• What the task requires
Every line that holds the string "time" is to be identified and copied.

• Input records
--- BEGIN ---

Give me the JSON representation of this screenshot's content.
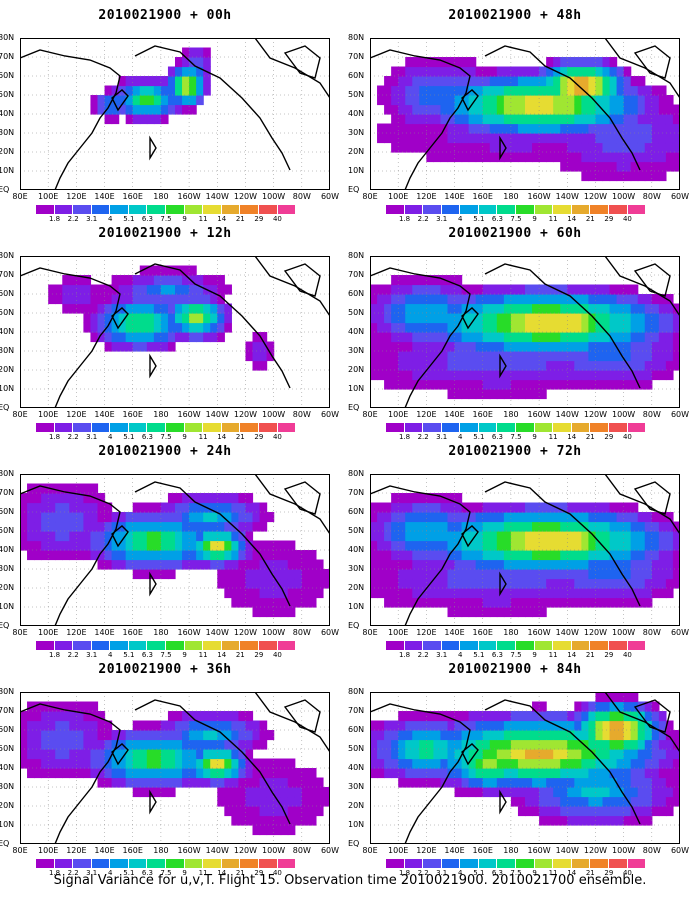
{
  "caption": "Signal Variance for u,v,T. Flight 15. Observation time 2010021900. 2010021700 ensemble.",
  "lat_labels": [
    "80N",
    "70N",
    "60N",
    "50N",
    "40N",
    "30N",
    "20N",
    "10N",
    "EQ"
  ],
  "lon_labels": [
    "80E",
    "100E",
    "120E",
    "140E",
    "160E",
    "180",
    "160W",
    "140W",
    "120W",
    "100W",
    "80W",
    "60W"
  ],
  "colorbar": {
    "labels": [
      "1.8",
      "2.2",
      "3.1",
      "4",
      "5.1",
      "6.3",
      "7.5",
      "9",
      "11",
      "14",
      "21",
      "29",
      "40"
    ],
    "colors": [
      "#a000c8",
      "#7e1ee6",
      "#5a4cf0",
      "#1e64f0",
      "#00a0e6",
      "#00c8c8",
      "#00dc8c",
      "#28dc28",
      "#a0e632",
      "#e6dc32",
      "#e6aa2d",
      "#f08228",
      "#f05050",
      "#f03c96"
    ]
  },
  "panels": [
    {
      "title": "2010021900 + 00h",
      "field": 0
    },
    {
      "title": "2010021900 + 48h",
      "field": 3
    },
    {
      "title": "2010021900 + 12h",
      "field": 1
    },
    {
      "title": "2010021900 + 60h",
      "field": 4
    },
    {
      "title": "2010021900 + 24h",
      "field": 2
    },
    {
      "title": "2010021900 + 72h",
      "field": 4
    },
    {
      "title": "2010021900 + 36h",
      "field": 2
    },
    {
      "title": "2010021900 + 84h",
      "field": 5
    }
  ],
  "chart_data": {
    "type": "heatmap",
    "title": "Signal Variance for u,v,T. Flight 15. Observation time 2010021900. 2010021700 ensemble.",
    "x_axis": {
      "labels": [
        "80E",
        "100E",
        "120E",
        "140E",
        "160E",
        "180",
        "160W",
        "140W",
        "120W",
        "100W",
        "80W",
        "60W"
      ],
      "range": [
        "80E",
        "60W"
      ]
    },
    "y_axis": {
      "labels": [
        "EQ",
        "10N",
        "20N",
        "30N",
        "40N",
        "50N",
        "60N",
        "70N",
        "80N"
      ],
      "range": [
        "EQ",
        "80N"
      ]
    },
    "contour_levels": [
      1.8,
      2.2,
      3.1,
      4,
      5.1,
      6.3,
      7.5,
      9,
      11,
      14,
      21,
      29,
      40
    ],
    "panels": [
      "2010021900 + 00h",
      "2010021900 + 12h",
      "2010021900 + 24h",
      "2010021900 + 36h",
      "2010021900 + 48h",
      "2010021900 + 60h",
      "2010021900 + 72h",
      "2010021900 + 84h"
    ]
  }
}
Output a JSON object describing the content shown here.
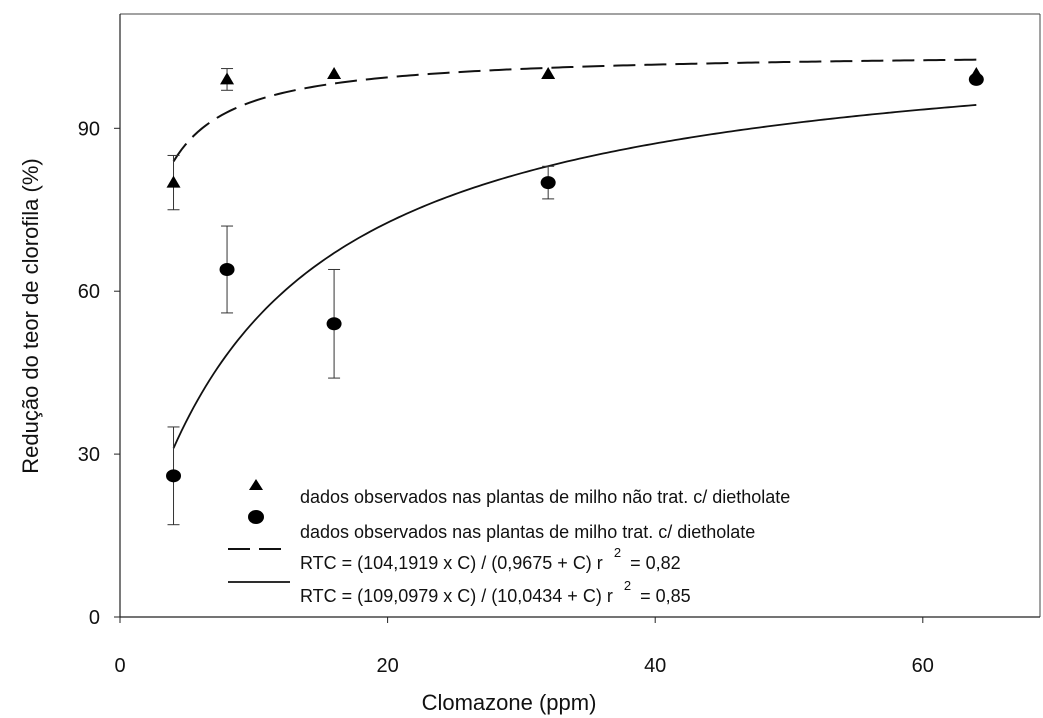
{
  "chart_data": {
    "type": "scatter",
    "title": "",
    "xlabel": "Clomazone (ppm)",
    "ylabel": "Redução do teor de clorofila (%)",
    "xlim": [
      0,
      68
    ],
    "ylim": [
      0,
      110
    ],
    "xticks": [
      0,
      20,
      40,
      60
    ],
    "yticks": [
      0,
      30,
      60,
      90
    ],
    "grid": false,
    "legend_position": "bottom-center",
    "series": [
      {
        "name": "dados observados nas plantas de milho não trat. c/ dietholate",
        "kind": "points",
        "marker": "triangle",
        "x": [
          4,
          8,
          16,
          32,
          64
        ],
        "y": [
          80,
          99,
          100,
          100,
          100
        ],
        "err": [
          5,
          2,
          0,
          0,
          0
        ]
      },
      {
        "name": "dados observados nas plantas de milho trat. c/ dietholate",
        "kind": "points",
        "marker": "circle",
        "x": [
          4,
          8,
          16,
          32,
          64
        ],
        "y": [
          26,
          64,
          54,
          80,
          99
        ],
        "err": [
          9,
          8,
          10,
          3,
          0
        ]
      },
      {
        "name": "RTC = (104,1919 x C) / (0,9675 + C)   r² = 0,82",
        "label_main": "RTC = (104,1919 x C) / (0,9675 + C)   r",
        "label_exp": "2",
        "label_tail": "= 0,82",
        "kind": "line",
        "style": "dashed",
        "a": 104.1919,
        "b": 0.9675,
        "x_range": [
          4,
          64
        ]
      },
      {
        "name": "RTC = (109,0979 x C) / (10,0434 + C)   r² = 0,85",
        "label_main": "RTC = (109,0979 x C) / (10,0434 + C)   r",
        "label_exp": "2",
        "label_tail": "= 0,85",
        "kind": "line",
        "style": "solid",
        "a": 109.0979,
        "b": 10.0434,
        "x_range": [
          4,
          64
        ]
      }
    ]
  }
}
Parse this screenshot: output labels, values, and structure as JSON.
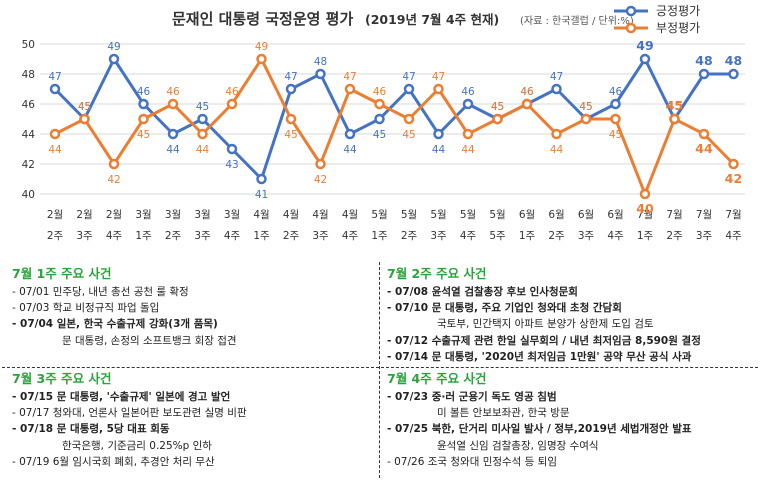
{
  "chart_data": {
    "type": "line",
    "title": "문재인 대통령 국정운영 평가",
    "title_period": "(2019년 7월 4주 현재)",
    "source_note": "(자료 : 한국갤럽 / 단위:%)",
    "x": [
      [
        "2월",
        "2주"
      ],
      [
        "2월",
        "3주"
      ],
      [
        "2월",
        "4주"
      ],
      [
        "3월",
        "1주"
      ],
      [
        "3월",
        "2주"
      ],
      [
        "3월",
        "3주"
      ],
      [
        "3월",
        "4주"
      ],
      [
        "4월",
        "1주"
      ],
      [
        "4월",
        "2주"
      ],
      [
        "4월",
        "3주"
      ],
      [
        "4월",
        "4주"
      ],
      [
        "5월",
        "1주"
      ],
      [
        "5월",
        "2주"
      ],
      [
        "5월",
        "3주"
      ],
      [
        "5월",
        "4주"
      ],
      [
        "5월",
        "5주"
      ],
      [
        "6월",
        "1주"
      ],
      [
        "6월",
        "2주"
      ],
      [
        "6월",
        "3주"
      ],
      [
        "6월",
        "4주"
      ],
      [
        "7월",
        "1주"
      ],
      [
        "7월",
        "2주"
      ],
      [
        "7월",
        "3주"
      ],
      [
        "7월",
        "4주"
      ]
    ],
    "ylim": [
      40,
      50
    ],
    "yticks": [
      "40",
      "42",
      "44",
      "46",
      "48",
      "50"
    ],
    "grid": true,
    "legend_position": "top-right",
    "series": [
      {
        "name": "긍정평가",
        "color": "#4472c4",
        "values": [
          47,
          45,
          49,
          46,
          44,
          45,
          43,
          41,
          47,
          48,
          44,
          45,
          47,
          44,
          46,
          45,
          46,
          47,
          45,
          46,
          49,
          45,
          48,
          48
        ]
      },
      {
        "name": "부정평가",
        "color": "#ed7d31",
        "values": [
          44,
          45,
          42,
          45,
          46,
          44,
          46,
          49,
          45,
          42,
          47,
          46,
          45,
          47,
          44,
          45,
          46,
          44,
          45,
          45,
          40,
          45,
          44,
          42
        ]
      }
    ]
  },
  "events": {
    "week1": {
      "title": "7월 1주 주요 사건",
      "lines": [
        {
          "text": "- 07/01 민주당, 내년 총선 공천 룰 확정",
          "bold": false,
          "sub": false
        },
        {
          "text": "- 07/03 학교 비정규직 파업 돌입",
          "bold": false,
          "sub": false
        },
        {
          "text": "- 07/04 일본, 한국 수출규제 강화(3개 품목)",
          "bold": true,
          "sub": false
        },
        {
          "text": "문 대통령, 손정의 소프트뱅크 회장 접견",
          "bold": false,
          "sub": true
        }
      ]
    },
    "week2": {
      "title": "7월 2주 주요 사건",
      "lines": [
        {
          "text": "- 07/08 윤석열 검찰총장 후보 인사청문회",
          "bold": true,
          "sub": false
        },
        {
          "text": "- 07/10 문 대통령, 주요 기업인 청와대 초청 간담회",
          "bold": true,
          "sub": false
        },
        {
          "text": "국토부, 민간택지 아파트 분양가 상한제 도입 검토",
          "bold": false,
          "sub": true
        },
        {
          "text": "- 07/12 수출규제 관련 한일 실무회의 / 내년 최저임금 8,590원 결정",
          "bold": true,
          "sub": false
        },
        {
          "text": "- 07/14 문 대통령, '2020년 최저임금 1만원' 공약 무산 공식 사과",
          "bold": true,
          "sub": false
        }
      ]
    },
    "week3": {
      "title": "7월 3주 주요 사건",
      "lines": [
        {
          "text": "- 07/15 문 대통령, '수출규제' 일본에 경고 발언",
          "bold": true,
          "sub": false
        },
        {
          "text": "- 07/17 청와대, 언론사 일본어판 보도관련 실명 비판",
          "bold": false,
          "sub": false
        },
        {
          "text": "- 07/18 문 대통령, 5당 대표 회동",
          "bold": true,
          "sub": false
        },
        {
          "text": "한국은행, 기준금리 0.25%p 인하",
          "bold": false,
          "sub": true
        },
        {
          "text": "- 07/19 6월 임시국회 폐회, 추경안 처리 무산",
          "bold": false,
          "sub": false
        }
      ]
    },
    "week4": {
      "title": "7월 4주 주요 사건",
      "lines": [
        {
          "text": "- 07/23 중·러 군용기 독도 영공 침범",
          "bold": true,
          "sub": false
        },
        {
          "text": "미 볼튼 안보보좌관, 한국 방문",
          "bold": false,
          "sub": true
        },
        {
          "text": "- 07/25 북한, 단거리 미사일 발사 / 정부,2019년 세법개정안 발표",
          "bold": true,
          "sub": false
        },
        {
          "text": "윤석열 신임 검찰총장, 임명장 수여식",
          "bold": false,
          "sub": true
        },
        {
          "text": "- 07/26 조국 청와대 민정수석 등 퇴임",
          "bold": false,
          "sub": false
        }
      ]
    }
  }
}
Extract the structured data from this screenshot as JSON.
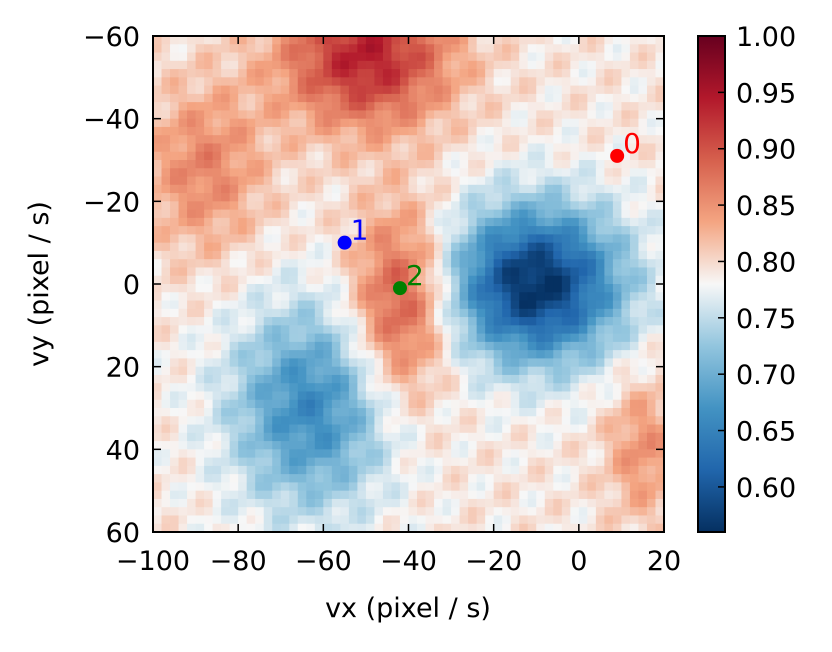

--- END ---

• Worked answer
  "caption": "Signal Variance for u,v,T. Flight 15. Observation time 2010021900. 2010021700 ensemble.",
    "title": "Signal Variance for u,v,T. Flight 15. Observation time 2010021900. 2010021700 ensemble.",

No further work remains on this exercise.